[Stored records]
-.-.-

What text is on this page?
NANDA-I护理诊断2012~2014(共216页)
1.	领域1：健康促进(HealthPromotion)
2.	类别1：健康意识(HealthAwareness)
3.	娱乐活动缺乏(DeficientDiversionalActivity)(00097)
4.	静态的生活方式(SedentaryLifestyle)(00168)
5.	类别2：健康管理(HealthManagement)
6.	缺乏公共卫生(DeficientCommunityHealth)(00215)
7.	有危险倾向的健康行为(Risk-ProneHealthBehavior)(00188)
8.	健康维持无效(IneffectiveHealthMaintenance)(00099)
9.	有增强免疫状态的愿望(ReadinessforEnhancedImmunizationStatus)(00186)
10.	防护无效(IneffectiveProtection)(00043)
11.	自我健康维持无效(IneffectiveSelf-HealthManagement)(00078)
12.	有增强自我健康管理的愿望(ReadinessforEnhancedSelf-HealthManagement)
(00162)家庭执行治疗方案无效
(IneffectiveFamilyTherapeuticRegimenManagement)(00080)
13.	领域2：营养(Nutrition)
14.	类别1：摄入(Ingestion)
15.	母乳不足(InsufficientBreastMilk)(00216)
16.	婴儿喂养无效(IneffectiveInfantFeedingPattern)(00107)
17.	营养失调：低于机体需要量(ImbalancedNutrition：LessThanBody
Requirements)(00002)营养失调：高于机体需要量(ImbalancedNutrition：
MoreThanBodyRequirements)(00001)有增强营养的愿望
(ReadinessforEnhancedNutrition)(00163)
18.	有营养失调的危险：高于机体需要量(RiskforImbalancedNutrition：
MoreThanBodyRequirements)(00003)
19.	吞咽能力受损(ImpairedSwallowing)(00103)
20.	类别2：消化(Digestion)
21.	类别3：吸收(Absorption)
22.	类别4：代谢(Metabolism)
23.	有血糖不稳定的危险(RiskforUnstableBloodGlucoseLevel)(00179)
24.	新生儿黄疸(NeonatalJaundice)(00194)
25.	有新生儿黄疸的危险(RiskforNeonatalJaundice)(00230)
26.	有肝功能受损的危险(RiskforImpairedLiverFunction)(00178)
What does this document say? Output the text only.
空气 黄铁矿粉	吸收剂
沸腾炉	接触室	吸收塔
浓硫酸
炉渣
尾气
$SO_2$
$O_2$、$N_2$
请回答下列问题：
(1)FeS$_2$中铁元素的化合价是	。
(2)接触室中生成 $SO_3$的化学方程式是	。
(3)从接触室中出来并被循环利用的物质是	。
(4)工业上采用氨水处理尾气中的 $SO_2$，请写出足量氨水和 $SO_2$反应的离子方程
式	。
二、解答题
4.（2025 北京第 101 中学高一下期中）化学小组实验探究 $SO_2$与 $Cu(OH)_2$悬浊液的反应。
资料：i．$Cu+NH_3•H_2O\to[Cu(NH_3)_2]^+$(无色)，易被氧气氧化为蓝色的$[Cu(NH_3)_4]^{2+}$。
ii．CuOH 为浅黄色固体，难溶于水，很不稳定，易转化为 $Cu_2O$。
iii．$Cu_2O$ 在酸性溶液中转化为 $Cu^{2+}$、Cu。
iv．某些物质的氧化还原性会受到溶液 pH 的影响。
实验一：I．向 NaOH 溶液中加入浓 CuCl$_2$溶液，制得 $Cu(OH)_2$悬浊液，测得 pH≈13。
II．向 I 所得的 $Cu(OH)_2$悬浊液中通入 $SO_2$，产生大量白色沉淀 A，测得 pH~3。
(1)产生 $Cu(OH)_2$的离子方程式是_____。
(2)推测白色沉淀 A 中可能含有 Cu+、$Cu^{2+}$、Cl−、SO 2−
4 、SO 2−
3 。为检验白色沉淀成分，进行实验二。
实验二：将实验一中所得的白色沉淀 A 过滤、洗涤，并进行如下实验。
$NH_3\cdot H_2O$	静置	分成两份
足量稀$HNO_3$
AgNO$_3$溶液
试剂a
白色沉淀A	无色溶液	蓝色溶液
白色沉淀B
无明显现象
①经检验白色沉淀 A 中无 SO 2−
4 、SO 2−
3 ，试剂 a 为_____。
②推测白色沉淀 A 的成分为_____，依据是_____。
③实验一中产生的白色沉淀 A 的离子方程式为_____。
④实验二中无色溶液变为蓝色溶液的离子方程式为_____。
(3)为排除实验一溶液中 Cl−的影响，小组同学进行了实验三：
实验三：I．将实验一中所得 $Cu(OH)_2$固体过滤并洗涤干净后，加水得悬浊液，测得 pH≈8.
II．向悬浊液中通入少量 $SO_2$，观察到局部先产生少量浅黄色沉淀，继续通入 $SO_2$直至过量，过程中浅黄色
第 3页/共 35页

-.-.-

▶ [Problem]: Locate the word "MoreThanBodyRequirements" in the records and collect each line it appears in.

▶ [Finished task]:
MoreThanBodyRequirements)(00001)有增强营养的愿望
MoreThanBodyRequirements)(00003)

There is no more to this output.